• **RECORDS SUPPLIED**:
++++
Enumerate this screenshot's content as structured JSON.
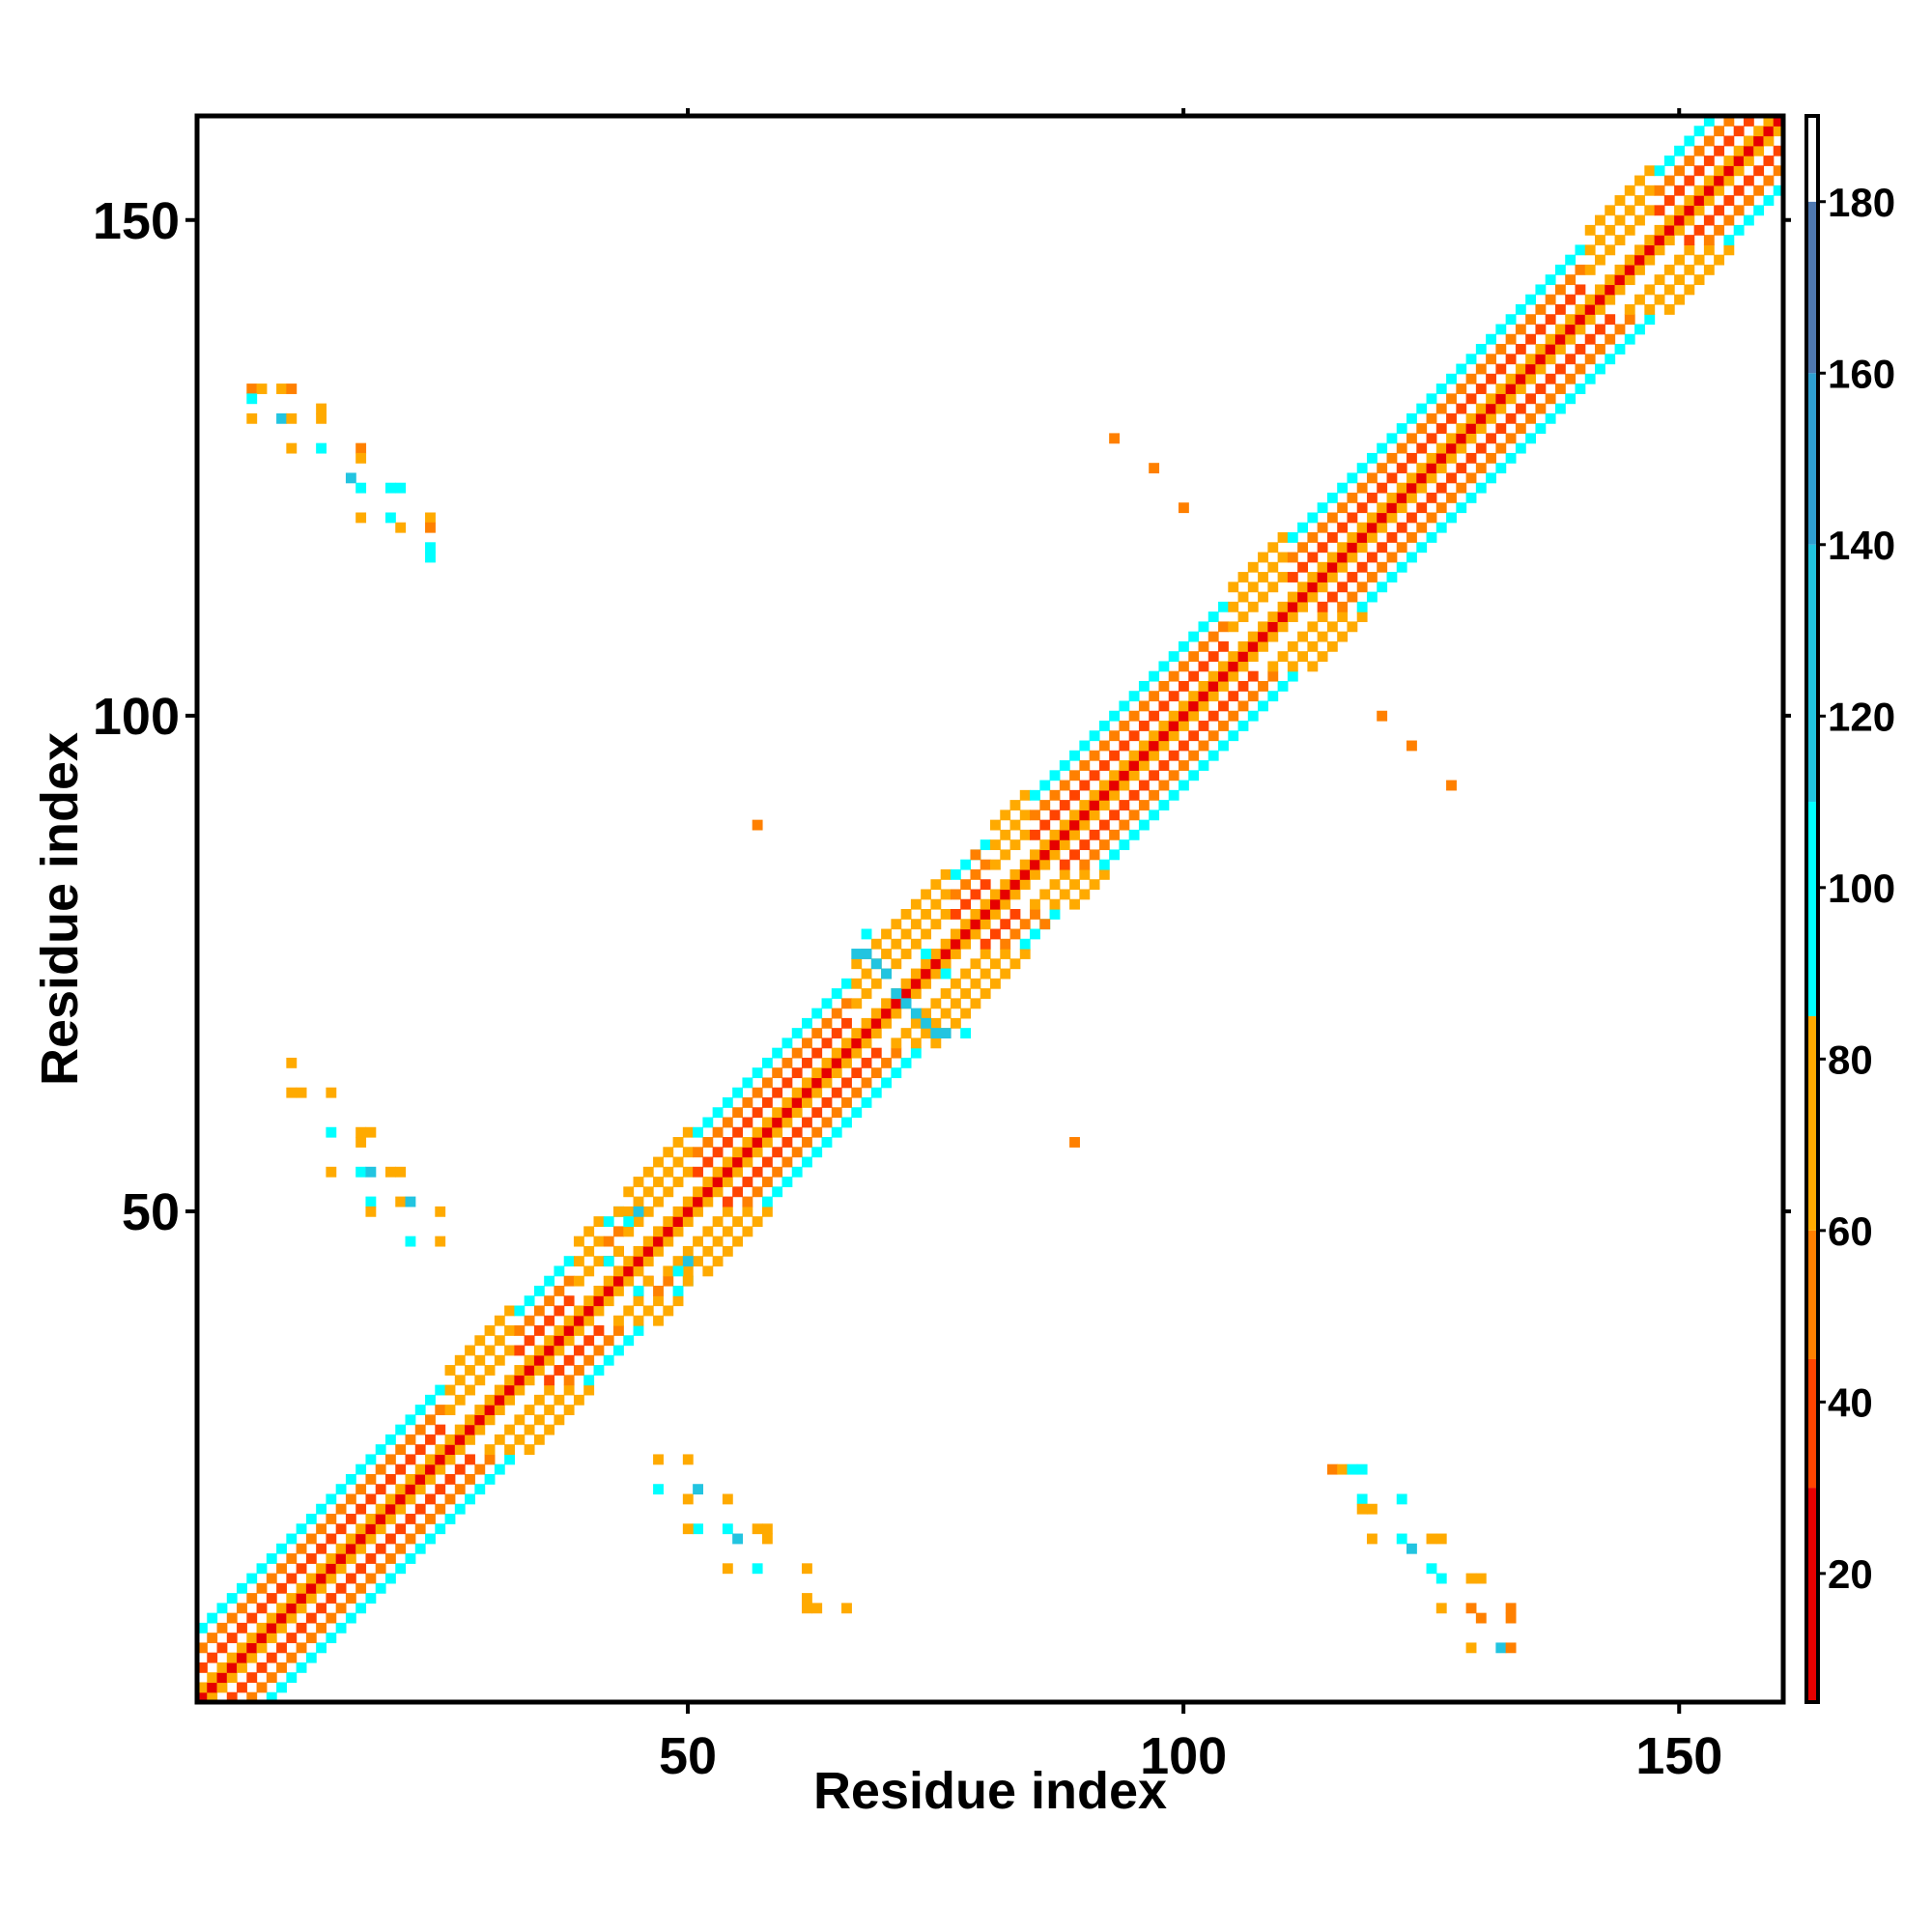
{
  "chart_data": {
    "type": "heatmap",
    "title": "",
    "xlabel": "Residue index",
    "ylabel": "Residue index",
    "xlim": [
      1,
      160
    ],
    "ylim": [
      1,
      160
    ],
    "x_ticks": [
      50,
      100,
      150
    ],
    "y_ticks": [
      50,
      100,
      150
    ],
    "grid": false,
    "legend": "none",
    "colorbar": {
      "placement": "right",
      "range": [
        5,
        190
      ],
      "ticks": [
        20,
        40,
        60,
        80,
        100,
        120,
        140,
        160,
        180
      ],
      "bands": [
        {
          "from": 5,
          "to": 30,
          "color": "#e60000"
        },
        {
          "from": 30,
          "to": 45,
          "color": "#ff4400"
        },
        {
          "from": 45,
          "to": 60,
          "color": "#ff8000"
        },
        {
          "from": 60,
          "to": 85,
          "color": "#ffaa00"
        },
        {
          "from": 85,
          "to": 110,
          "color": "#00ffff"
        },
        {
          "from": 110,
          "to": 140,
          "color": "#22c4e0"
        },
        {
          "from": 140,
          "to": 160,
          "color": "#2f9fd0"
        },
        {
          "from": 160,
          "to": 180,
          "color": "#4f78b0"
        },
        {
          "from": 180,
          "to": 190,
          "color": "#ffffff"
        }
      ]
    },
    "diagonal_band": {
      "description_values": "pairwise value as a function of |i-j| along the main diagonal",
      "offset_values": [
        5,
        70,
        200,
        30,
        200,
        50,
        200,
        95,
        200
      ],
      "segments": [
        {
          "from": 1,
          "to": 25,
          "type": "helix"
        },
        {
          "from": 25,
          "to": 32,
          "type": "loop"
        },
        {
          "from": 32,
          "to": 38,
          "type": "helix"
        },
        {
          "from": 38,
          "to": 41,
          "type": "loop"
        },
        {
          "from": 41,
          "to": 43,
          "type": "helix"
        },
        {
          "from": 43,
          "to": 50,
          "type": "loop"
        },
        {
          "from": 50,
          "to": 66,
          "type": "helix"
        },
        {
          "from": 66,
          "to": 76,
          "type": "loop"
        },
        {
          "from": 76,
          "to": 80,
          "type": "helix"
        },
        {
          "from": 80,
          "to": 84,
          "type": "loop"
        },
        {
          "from": 84,
          "to": 104,
          "type": "helix"
        },
        {
          "from": 104,
          "to": 110,
          "type": "loop"
        },
        {
          "from": 110,
          "to": 140,
          "type": "helix"
        },
        {
          "from": 140,
          "to": 147,
          "type": "loop"
        },
        {
          "from": 147,
          "to": 160,
          "type": "helix"
        }
      ]
    },
    "off_diagonal_cells": [
      {
        "x": 6,
        "y": 133,
        "v": 50
      },
      {
        "x": 7,
        "y": 133,
        "v": 70
      },
      {
        "x": 9,
        "y": 133,
        "v": 70
      },
      {
        "x": 10,
        "y": 133,
        "v": 50
      },
      {
        "x": 6,
        "y": 132,
        "v": 100
      },
      {
        "x": 6,
        "y": 130,
        "v": 70
      },
      {
        "x": 9,
        "y": 130,
        "v": 120
      },
      {
        "x": 10,
        "y": 130,
        "v": 70
      },
      {
        "x": 13,
        "y": 131,
        "v": 70
      },
      {
        "x": 13,
        "y": 130,
        "v": 70
      },
      {
        "x": 10,
        "y": 127,
        "v": 70
      },
      {
        "x": 13,
        "y": 127,
        "v": 100
      },
      {
        "x": 17,
        "y": 127,
        "v": 50
      },
      {
        "x": 17,
        "y": 126,
        "v": 70
      },
      {
        "x": 16,
        "y": 124,
        "v": 120
      },
      {
        "x": 17,
        "y": 123,
        "v": 100
      },
      {
        "x": 20,
        "y": 123,
        "v": 100
      },
      {
        "x": 21,
        "y": 123,
        "v": 100
      },
      {
        "x": 17,
        "y": 120,
        "v": 70
      },
      {
        "x": 20,
        "y": 120,
        "v": 100
      },
      {
        "x": 21,
        "y": 119,
        "v": 70
      },
      {
        "x": 24,
        "y": 120,
        "v": 70
      },
      {
        "x": 24,
        "y": 119,
        "v": 50
      },
      {
        "x": 24,
        "y": 117,
        "v": 100
      },
      {
        "x": 24,
        "y": 116,
        "v": 100
      },
      {
        "x": 10,
        "y": 65,
        "v": 70
      },
      {
        "x": 10,
        "y": 62,
        "v": 70
      },
      {
        "x": 11,
        "y": 62,
        "v": 70
      },
      {
        "x": 14,
        "y": 62,
        "v": 70
      },
      {
        "x": 14,
        "y": 58,
        "v": 100
      },
      {
        "x": 17,
        "y": 58,
        "v": 70
      },
      {
        "x": 18,
        "y": 58,
        "v": 70
      },
      {
        "x": 17,
        "y": 57,
        "v": 70
      },
      {
        "x": 14,
        "y": 54,
        "v": 70
      },
      {
        "x": 17,
        "y": 54,
        "v": 100
      },
      {
        "x": 18,
        "y": 54,
        "v": 120
      },
      {
        "x": 20,
        "y": 54,
        "v": 70
      },
      {
        "x": 21,
        "y": 54,
        "v": 70
      },
      {
        "x": 18,
        "y": 51,
        "v": 100
      },
      {
        "x": 21,
        "y": 51,
        "v": 70
      },
      {
        "x": 22,
        "y": 51,
        "v": 120
      },
      {
        "x": 25,
        "y": 50,
        "v": 70
      },
      {
        "x": 18,
        "y": 50,
        "v": 70
      },
      {
        "x": 22,
        "y": 47,
        "v": 100
      },
      {
        "x": 25,
        "y": 47,
        "v": 70
      },
      {
        "x": 47,
        "y": 25,
        "v": 70
      },
      {
        "x": 50,
        "y": 25,
        "v": 70
      },
      {
        "x": 47,
        "y": 22,
        "v": 100
      },
      {
        "x": 50,
        "y": 21,
        "v": 70
      },
      {
        "x": 51,
        "y": 22,
        "v": 120
      },
      {
        "x": 54,
        "y": 21,
        "v": 70
      },
      {
        "x": 51,
        "y": 18,
        "v": 100
      },
      {
        "x": 50,
        "y": 18,
        "v": 70
      },
      {
        "x": 54,
        "y": 18,
        "v": 100
      },
      {
        "x": 55,
        "y": 17,
        "v": 120
      },
      {
        "x": 57,
        "y": 18,
        "v": 70
      },
      {
        "x": 58,
        "y": 18,
        "v": 70
      },
      {
        "x": 58,
        "y": 17,
        "v": 70
      },
      {
        "x": 54,
        "y": 14,
        "v": 70
      },
      {
        "x": 57,
        "y": 14,
        "v": 100
      },
      {
        "x": 62,
        "y": 14,
        "v": 70
      },
      {
        "x": 62,
        "y": 11,
        "v": 70
      },
      {
        "x": 63,
        "y": 10,
        "v": 70
      },
      {
        "x": 62,
        "y": 10,
        "v": 70
      },
      {
        "x": 66,
        "y": 10,
        "v": 70
      },
      {
        "x": 115,
        "y": 24,
        "v": 50
      },
      {
        "x": 116,
        "y": 24,
        "v": 70
      },
      {
        "x": 117,
        "y": 24,
        "v": 100
      },
      {
        "x": 118,
        "y": 24,
        "v": 100
      },
      {
        "x": 118,
        "y": 21,
        "v": 100
      },
      {
        "x": 118,
        "y": 20,
        "v": 70
      },
      {
        "x": 119,
        "y": 20,
        "v": 70
      },
      {
        "x": 122,
        "y": 21,
        "v": 100
      },
      {
        "x": 119,
        "y": 17,
        "v": 70
      },
      {
        "x": 122,
        "y": 17,
        "v": 100
      },
      {
        "x": 123,
        "y": 16,
        "v": 120
      },
      {
        "x": 125,
        "y": 17,
        "v": 70
      },
      {
        "x": 126,
        "y": 17,
        "v": 70
      },
      {
        "x": 125,
        "y": 14,
        "v": 100
      },
      {
        "x": 126,
        "y": 13,
        "v": 100
      },
      {
        "x": 129,
        "y": 13,
        "v": 70
      },
      {
        "x": 130,
        "y": 13,
        "v": 70
      },
      {
        "x": 126,
        "y": 10,
        "v": 70
      },
      {
        "x": 129,
        "y": 10,
        "v": 50
      },
      {
        "x": 130,
        "y": 9,
        "v": 50
      },
      {
        "x": 133,
        "y": 10,
        "v": 50
      },
      {
        "x": 133,
        "y": 9,
        "v": 50
      },
      {
        "x": 129,
        "y": 6,
        "v": 70
      },
      {
        "x": 132,
        "y": 6,
        "v": 120
      },
      {
        "x": 133,
        "y": 6,
        "v": 50
      },
      {
        "x": 93,
        "y": 128,
        "v": 50
      },
      {
        "x": 97,
        "y": 125,
        "v": 50
      },
      {
        "x": 100,
        "y": 121,
        "v": 50
      },
      {
        "x": 120,
        "y": 100,
        "v": 50
      },
      {
        "x": 123,
        "y": 97,
        "v": 50
      },
      {
        "x": 127,
        "y": 93,
        "v": 50
      },
      {
        "x": 57,
        "y": 89,
        "v": 50
      },
      {
        "x": 89,
        "y": 57,
        "v": 50
      },
      {
        "x": 79,
        "y": 86,
        "v": 50
      },
      {
        "x": 86,
        "y": 79,
        "v": 50
      },
      {
        "x": 68,
        "y": 78,
        "v": 100
      },
      {
        "x": 67,
        "y": 76,
        "v": 120
      },
      {
        "x": 68,
        "y": 76,
        "v": 120
      },
      {
        "x": 69,
        "y": 75,
        "v": 120
      },
      {
        "x": 70,
        "y": 74,
        "v": 120
      },
      {
        "x": 71,
        "y": 72,
        "v": 120
      },
      {
        "x": 72,
        "y": 71,
        "v": 120
      },
      {
        "x": 73,
        "y": 70,
        "v": 120
      },
      {
        "x": 74,
        "y": 69,
        "v": 120
      },
      {
        "x": 75,
        "y": 68,
        "v": 120
      },
      {
        "x": 76,
        "y": 68,
        "v": 120
      },
      {
        "x": 78,
        "y": 68,
        "v": 100
      },
      {
        "x": 74,
        "y": 76,
        "v": 100
      },
      {
        "x": 76,
        "y": 74,
        "v": 100
      },
      {
        "x": 43,
        "y": 50,
        "v": 70
      },
      {
        "x": 44,
        "y": 49,
        "v": 100
      },
      {
        "x": 45,
        "y": 50,
        "v": 120
      },
      {
        "x": 50,
        "y": 45,
        "v": 120
      },
      {
        "x": 49,
        "y": 44,
        "v": 100
      },
      {
        "x": 50,
        "y": 43,
        "v": 70
      },
      {
        "x": 46,
        "y": 43,
        "v": 70
      },
      {
        "x": 43,
        "y": 46,
        "v": 70
      },
      {
        "x": 45,
        "y": 42,
        "v": 100
      },
      {
        "x": 42,
        "y": 45,
        "v": 100
      }
    ]
  }
}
++++
Tally the lines that hold the string "Residue" and state the total, nothing more.

2